§ **TASK PROMPT**
Count each line below that has "marker" anywhere in it. Answer with the total alone.

§ **SUPPLIED ENTRIES**
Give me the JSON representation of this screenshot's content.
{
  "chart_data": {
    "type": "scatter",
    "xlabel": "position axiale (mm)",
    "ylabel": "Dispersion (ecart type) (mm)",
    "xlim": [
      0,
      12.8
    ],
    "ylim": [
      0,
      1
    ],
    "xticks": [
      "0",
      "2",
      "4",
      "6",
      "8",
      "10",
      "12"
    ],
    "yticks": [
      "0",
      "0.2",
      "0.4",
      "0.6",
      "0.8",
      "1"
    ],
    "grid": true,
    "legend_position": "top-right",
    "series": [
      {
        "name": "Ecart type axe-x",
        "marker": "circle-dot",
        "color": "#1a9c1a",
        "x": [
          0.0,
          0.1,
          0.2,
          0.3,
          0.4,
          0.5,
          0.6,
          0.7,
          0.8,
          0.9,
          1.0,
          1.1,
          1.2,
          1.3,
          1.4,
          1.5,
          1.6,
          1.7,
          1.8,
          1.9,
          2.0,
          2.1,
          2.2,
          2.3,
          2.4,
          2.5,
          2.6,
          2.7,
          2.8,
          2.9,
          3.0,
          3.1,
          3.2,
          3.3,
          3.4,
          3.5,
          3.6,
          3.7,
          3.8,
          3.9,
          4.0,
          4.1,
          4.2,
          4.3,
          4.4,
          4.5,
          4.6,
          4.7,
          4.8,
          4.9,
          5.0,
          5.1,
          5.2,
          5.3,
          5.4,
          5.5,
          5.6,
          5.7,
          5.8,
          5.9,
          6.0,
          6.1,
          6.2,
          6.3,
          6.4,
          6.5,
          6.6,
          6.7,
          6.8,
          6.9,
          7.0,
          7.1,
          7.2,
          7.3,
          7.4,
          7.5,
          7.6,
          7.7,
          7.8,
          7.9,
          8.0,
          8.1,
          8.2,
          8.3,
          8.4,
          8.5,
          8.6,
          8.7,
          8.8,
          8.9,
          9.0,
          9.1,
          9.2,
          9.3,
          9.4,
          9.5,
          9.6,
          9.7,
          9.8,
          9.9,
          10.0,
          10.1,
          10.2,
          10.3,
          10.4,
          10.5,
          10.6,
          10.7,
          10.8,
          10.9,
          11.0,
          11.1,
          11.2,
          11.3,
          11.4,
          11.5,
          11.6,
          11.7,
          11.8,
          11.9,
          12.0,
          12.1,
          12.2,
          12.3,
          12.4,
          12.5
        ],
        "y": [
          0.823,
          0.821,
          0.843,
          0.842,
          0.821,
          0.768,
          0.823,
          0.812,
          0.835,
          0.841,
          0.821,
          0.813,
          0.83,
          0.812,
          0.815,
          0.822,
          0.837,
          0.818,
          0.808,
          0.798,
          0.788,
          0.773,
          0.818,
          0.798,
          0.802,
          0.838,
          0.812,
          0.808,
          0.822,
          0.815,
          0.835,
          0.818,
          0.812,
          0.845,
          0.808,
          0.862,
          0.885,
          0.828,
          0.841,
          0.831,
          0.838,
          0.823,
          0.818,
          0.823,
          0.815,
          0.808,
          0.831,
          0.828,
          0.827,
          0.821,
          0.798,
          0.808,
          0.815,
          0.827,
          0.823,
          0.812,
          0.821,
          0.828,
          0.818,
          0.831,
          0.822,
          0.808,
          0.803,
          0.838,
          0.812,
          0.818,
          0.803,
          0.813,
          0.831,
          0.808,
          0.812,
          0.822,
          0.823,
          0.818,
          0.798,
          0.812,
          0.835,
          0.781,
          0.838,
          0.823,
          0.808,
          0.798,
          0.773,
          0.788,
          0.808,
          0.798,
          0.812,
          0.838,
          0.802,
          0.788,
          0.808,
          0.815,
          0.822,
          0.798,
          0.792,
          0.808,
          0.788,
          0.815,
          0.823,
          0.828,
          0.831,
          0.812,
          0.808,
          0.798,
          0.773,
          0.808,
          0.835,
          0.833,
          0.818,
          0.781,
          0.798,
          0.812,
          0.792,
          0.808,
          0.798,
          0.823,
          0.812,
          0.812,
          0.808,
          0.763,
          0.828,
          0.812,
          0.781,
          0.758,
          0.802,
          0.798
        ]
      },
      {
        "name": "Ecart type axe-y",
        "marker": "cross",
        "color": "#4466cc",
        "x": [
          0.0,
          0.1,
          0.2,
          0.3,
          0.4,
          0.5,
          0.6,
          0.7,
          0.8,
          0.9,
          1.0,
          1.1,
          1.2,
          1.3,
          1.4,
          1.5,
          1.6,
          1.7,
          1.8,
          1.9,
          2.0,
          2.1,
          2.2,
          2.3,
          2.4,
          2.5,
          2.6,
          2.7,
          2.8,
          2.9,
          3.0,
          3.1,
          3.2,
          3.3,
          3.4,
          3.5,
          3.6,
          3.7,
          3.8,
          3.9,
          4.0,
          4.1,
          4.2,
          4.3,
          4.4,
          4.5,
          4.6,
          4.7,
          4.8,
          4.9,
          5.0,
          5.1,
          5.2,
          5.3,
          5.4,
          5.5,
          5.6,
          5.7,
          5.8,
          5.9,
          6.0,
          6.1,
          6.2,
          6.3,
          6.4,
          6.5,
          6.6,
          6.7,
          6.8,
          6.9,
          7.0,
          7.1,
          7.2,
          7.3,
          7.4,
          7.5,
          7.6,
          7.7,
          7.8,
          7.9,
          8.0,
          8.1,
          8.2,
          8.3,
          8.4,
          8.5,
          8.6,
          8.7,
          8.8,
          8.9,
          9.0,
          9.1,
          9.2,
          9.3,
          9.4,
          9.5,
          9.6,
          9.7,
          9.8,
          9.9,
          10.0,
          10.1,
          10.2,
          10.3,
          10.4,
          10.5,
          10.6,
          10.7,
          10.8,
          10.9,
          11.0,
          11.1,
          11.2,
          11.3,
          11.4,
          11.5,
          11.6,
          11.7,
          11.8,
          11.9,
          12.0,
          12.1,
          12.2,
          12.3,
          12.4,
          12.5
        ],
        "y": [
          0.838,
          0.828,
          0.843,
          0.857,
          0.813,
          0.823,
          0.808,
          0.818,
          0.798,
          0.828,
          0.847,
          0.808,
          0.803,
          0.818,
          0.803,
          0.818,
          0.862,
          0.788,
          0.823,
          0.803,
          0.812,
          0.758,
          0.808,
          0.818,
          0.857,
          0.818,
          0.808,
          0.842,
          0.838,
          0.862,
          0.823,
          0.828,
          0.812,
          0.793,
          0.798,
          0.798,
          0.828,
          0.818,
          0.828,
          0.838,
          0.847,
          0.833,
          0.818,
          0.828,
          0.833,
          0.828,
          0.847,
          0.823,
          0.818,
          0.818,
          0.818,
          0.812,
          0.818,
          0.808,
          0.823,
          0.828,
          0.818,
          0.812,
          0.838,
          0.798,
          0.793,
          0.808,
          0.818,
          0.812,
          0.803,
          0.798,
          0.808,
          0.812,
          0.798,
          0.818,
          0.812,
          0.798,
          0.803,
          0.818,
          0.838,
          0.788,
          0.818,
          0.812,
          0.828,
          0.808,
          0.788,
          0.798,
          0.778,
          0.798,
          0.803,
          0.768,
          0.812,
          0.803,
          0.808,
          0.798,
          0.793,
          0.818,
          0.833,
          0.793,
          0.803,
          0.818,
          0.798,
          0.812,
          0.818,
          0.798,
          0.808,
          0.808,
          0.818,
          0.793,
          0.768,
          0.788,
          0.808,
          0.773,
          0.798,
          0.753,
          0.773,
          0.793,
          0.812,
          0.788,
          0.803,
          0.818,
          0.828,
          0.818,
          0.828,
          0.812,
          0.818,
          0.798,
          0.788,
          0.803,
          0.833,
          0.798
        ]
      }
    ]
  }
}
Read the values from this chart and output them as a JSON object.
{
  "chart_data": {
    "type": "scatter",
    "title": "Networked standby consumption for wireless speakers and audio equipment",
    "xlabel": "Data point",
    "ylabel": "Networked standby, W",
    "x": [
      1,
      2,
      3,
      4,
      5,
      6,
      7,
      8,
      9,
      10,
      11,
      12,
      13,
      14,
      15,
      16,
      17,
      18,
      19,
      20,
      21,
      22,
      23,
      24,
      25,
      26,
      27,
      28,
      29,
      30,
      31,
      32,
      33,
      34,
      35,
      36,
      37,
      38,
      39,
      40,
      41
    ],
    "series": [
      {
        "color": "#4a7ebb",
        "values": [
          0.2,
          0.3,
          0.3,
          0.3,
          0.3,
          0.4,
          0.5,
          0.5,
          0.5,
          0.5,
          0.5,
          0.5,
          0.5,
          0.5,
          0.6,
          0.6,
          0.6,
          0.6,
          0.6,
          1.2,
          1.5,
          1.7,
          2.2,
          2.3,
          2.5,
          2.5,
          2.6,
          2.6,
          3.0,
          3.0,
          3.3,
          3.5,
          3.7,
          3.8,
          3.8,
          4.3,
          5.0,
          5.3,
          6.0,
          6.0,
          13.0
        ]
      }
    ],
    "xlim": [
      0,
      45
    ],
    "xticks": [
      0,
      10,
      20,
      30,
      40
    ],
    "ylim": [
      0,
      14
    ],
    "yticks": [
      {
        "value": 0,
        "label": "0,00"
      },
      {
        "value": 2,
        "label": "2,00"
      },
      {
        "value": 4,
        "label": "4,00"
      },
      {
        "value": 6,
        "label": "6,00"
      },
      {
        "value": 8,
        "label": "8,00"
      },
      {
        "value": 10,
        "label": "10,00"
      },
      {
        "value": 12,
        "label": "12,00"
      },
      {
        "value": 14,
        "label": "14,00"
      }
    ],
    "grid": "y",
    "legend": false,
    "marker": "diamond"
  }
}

§ **COMPLETE OUTPUT**
3